Data extracted from a collection
************
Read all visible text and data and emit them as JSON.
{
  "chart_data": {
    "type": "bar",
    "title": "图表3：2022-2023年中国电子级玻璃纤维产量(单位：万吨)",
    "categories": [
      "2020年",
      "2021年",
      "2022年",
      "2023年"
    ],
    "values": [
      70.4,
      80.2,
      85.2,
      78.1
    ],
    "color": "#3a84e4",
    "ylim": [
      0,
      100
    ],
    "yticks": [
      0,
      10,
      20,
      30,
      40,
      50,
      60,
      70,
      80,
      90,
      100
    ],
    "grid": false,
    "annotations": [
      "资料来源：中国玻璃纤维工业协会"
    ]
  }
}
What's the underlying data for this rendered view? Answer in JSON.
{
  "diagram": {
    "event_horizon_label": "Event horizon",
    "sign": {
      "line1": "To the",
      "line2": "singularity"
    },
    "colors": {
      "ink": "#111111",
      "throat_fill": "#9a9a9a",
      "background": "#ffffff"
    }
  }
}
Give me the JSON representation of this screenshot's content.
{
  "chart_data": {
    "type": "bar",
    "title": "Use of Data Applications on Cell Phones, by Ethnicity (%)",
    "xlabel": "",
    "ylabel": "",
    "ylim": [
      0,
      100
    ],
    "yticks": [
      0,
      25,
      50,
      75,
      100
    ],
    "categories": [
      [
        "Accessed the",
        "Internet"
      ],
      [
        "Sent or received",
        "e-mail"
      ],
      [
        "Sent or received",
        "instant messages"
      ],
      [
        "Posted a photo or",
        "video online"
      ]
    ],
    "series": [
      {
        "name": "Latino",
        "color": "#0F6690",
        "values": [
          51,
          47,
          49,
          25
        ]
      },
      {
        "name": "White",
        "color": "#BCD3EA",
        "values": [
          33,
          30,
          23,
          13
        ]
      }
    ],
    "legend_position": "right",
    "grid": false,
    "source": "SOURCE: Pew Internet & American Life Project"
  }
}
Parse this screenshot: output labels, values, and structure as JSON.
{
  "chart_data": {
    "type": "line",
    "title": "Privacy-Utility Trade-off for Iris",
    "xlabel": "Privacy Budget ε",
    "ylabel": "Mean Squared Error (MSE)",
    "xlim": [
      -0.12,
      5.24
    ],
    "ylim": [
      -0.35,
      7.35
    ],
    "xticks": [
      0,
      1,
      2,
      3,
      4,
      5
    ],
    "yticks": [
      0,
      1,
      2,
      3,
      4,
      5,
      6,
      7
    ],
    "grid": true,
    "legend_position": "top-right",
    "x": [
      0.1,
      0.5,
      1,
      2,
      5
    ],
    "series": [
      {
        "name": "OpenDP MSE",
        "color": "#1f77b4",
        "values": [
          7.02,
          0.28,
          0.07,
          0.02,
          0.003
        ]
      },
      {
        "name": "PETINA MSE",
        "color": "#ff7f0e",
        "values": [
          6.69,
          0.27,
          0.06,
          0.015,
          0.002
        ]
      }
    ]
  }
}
************
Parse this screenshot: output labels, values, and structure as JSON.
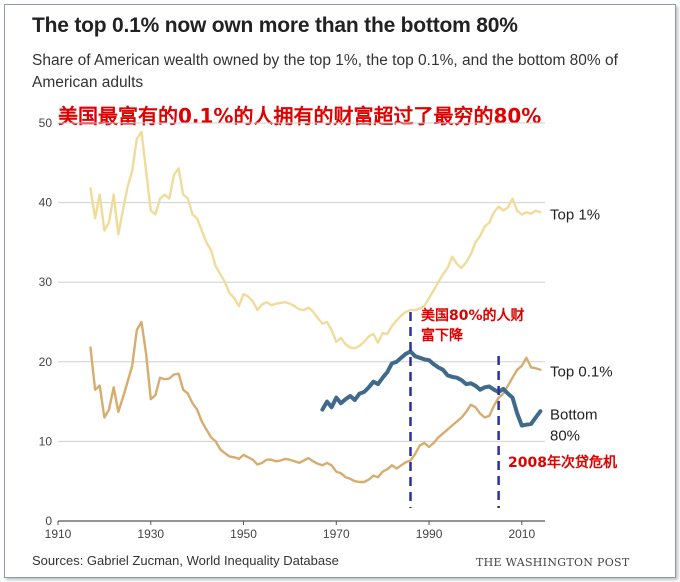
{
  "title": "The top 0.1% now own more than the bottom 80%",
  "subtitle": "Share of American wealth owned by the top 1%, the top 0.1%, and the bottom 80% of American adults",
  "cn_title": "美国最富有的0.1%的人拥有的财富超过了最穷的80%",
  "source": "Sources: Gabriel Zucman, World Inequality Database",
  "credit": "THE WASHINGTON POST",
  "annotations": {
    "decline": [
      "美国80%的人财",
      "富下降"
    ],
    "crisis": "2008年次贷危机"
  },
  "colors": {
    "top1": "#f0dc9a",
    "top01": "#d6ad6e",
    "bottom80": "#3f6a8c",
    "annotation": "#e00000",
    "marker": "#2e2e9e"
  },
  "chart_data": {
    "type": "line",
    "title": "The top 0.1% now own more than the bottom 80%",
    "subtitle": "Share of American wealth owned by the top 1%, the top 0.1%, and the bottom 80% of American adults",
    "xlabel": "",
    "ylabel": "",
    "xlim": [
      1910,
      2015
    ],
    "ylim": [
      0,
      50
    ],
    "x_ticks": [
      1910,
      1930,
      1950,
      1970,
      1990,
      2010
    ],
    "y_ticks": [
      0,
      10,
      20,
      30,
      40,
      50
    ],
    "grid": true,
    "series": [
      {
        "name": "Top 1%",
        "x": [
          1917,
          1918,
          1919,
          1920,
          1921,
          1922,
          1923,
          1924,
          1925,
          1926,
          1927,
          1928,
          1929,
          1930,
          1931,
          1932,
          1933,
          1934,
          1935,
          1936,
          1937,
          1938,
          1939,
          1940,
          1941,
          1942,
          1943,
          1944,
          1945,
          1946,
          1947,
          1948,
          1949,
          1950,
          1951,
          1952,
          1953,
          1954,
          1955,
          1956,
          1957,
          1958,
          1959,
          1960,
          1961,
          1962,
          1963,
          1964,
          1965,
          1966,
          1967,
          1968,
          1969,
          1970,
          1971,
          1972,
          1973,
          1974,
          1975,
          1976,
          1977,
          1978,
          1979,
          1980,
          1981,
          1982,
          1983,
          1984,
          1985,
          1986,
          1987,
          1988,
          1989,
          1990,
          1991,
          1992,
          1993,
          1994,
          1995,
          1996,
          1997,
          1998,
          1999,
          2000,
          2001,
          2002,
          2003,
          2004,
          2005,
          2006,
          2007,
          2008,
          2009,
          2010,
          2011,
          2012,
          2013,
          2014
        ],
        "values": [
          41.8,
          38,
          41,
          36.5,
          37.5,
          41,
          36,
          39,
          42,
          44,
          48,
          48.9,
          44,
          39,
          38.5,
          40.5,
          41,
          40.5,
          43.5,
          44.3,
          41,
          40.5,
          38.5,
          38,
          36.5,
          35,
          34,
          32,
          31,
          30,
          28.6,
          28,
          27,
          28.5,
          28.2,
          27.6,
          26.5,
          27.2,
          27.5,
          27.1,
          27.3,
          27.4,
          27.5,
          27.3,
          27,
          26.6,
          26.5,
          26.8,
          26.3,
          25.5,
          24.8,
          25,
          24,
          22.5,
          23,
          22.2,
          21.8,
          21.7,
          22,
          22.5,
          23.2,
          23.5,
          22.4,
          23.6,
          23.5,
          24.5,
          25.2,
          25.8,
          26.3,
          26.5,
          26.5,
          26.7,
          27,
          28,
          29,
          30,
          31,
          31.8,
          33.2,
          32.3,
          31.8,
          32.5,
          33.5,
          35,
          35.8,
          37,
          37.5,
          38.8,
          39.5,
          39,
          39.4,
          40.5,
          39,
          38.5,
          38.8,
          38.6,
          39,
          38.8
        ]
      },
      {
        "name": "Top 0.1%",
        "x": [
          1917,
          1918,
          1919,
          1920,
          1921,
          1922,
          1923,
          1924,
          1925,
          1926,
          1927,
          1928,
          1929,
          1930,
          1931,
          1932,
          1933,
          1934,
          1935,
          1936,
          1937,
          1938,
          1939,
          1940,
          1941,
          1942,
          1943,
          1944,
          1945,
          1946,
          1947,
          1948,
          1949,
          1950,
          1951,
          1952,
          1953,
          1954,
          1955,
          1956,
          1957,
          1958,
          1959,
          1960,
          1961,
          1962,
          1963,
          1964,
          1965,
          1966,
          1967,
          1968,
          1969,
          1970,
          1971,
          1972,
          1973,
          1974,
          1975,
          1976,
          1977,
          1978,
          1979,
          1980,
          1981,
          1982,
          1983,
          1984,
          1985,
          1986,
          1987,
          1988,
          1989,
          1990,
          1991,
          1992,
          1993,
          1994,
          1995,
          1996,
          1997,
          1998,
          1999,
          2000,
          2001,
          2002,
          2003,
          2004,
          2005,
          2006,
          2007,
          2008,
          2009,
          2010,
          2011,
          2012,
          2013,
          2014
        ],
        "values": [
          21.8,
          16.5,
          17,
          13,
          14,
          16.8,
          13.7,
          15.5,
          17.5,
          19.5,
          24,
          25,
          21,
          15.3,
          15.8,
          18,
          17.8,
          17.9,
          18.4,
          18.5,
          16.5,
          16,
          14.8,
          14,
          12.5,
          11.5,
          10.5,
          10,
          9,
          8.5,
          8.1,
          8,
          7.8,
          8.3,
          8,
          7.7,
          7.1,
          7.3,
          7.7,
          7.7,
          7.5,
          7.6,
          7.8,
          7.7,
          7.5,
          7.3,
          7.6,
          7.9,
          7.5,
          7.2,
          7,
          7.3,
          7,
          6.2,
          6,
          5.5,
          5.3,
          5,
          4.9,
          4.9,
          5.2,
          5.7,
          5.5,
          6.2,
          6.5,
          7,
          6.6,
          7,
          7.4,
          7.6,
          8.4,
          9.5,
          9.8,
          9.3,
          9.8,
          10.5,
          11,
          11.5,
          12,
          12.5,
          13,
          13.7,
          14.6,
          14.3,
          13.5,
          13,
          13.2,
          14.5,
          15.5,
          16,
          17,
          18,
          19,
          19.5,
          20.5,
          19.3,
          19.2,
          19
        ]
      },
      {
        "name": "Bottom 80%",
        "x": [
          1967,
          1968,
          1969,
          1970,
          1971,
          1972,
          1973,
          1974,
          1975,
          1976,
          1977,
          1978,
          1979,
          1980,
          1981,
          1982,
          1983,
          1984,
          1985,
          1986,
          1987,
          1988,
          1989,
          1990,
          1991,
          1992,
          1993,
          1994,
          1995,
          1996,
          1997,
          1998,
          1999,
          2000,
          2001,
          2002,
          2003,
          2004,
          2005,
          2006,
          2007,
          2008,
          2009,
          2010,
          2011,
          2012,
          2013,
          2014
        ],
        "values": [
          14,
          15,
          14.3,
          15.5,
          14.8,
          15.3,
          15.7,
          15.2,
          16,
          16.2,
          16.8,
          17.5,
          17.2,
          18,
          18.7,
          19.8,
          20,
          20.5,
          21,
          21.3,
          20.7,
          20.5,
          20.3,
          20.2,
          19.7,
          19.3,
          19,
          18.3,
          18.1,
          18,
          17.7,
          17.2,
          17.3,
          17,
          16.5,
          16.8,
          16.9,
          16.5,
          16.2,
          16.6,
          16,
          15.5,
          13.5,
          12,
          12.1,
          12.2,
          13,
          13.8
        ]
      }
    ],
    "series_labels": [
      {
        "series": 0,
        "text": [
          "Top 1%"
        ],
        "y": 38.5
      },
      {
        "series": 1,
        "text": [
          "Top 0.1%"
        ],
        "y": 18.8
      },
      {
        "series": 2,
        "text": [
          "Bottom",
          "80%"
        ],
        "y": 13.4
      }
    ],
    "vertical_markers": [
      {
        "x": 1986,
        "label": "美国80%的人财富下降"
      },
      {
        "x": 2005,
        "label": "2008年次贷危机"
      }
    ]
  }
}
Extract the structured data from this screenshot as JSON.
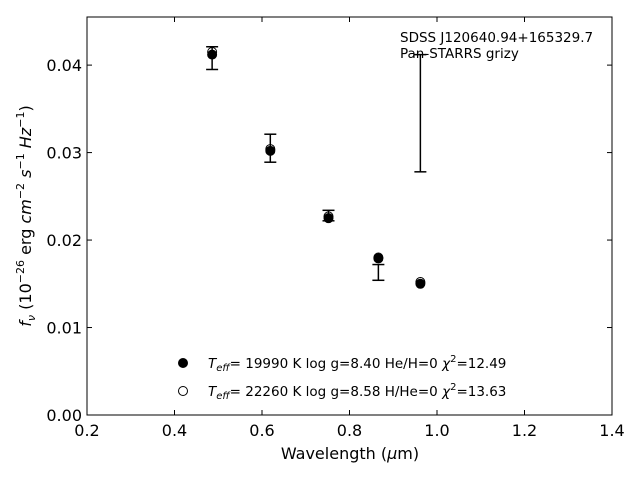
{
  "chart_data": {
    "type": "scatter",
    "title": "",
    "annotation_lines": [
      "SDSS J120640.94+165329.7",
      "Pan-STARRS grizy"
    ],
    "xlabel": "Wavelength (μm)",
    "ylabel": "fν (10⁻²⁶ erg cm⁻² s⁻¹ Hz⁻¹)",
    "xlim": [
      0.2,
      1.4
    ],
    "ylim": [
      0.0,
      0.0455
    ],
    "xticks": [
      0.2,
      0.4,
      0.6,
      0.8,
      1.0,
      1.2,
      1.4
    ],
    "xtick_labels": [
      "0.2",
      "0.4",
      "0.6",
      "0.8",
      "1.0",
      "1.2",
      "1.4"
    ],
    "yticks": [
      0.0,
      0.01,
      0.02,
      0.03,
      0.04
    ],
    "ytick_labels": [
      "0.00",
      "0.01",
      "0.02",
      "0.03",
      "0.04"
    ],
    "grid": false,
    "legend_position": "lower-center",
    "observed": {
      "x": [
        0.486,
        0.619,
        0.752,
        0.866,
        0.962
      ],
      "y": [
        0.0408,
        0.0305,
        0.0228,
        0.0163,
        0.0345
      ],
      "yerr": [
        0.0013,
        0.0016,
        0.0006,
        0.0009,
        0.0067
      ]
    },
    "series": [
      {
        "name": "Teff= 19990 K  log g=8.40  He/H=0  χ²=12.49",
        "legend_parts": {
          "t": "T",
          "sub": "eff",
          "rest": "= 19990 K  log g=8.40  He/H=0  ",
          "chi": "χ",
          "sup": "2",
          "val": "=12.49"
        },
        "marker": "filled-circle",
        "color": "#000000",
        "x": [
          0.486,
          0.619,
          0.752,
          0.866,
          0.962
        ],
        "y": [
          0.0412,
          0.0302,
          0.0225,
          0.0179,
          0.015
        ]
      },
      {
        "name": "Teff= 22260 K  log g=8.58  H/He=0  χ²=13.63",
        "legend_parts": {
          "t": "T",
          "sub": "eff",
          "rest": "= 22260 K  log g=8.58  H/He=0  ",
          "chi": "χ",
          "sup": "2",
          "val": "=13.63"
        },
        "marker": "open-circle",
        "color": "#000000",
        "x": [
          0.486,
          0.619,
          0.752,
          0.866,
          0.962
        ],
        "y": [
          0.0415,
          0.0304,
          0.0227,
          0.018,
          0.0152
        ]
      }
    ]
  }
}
************
Gather all lines with the string "subtitle" from the data.

  "subtitle": "Share of American wealth owned by the top 1%, the top 0.1%, and the bottom 80% of American adults",
    "subtitle": "Share of American wealth owned by the top 1%, the top 0.1%, and the bottom 80% of American adults",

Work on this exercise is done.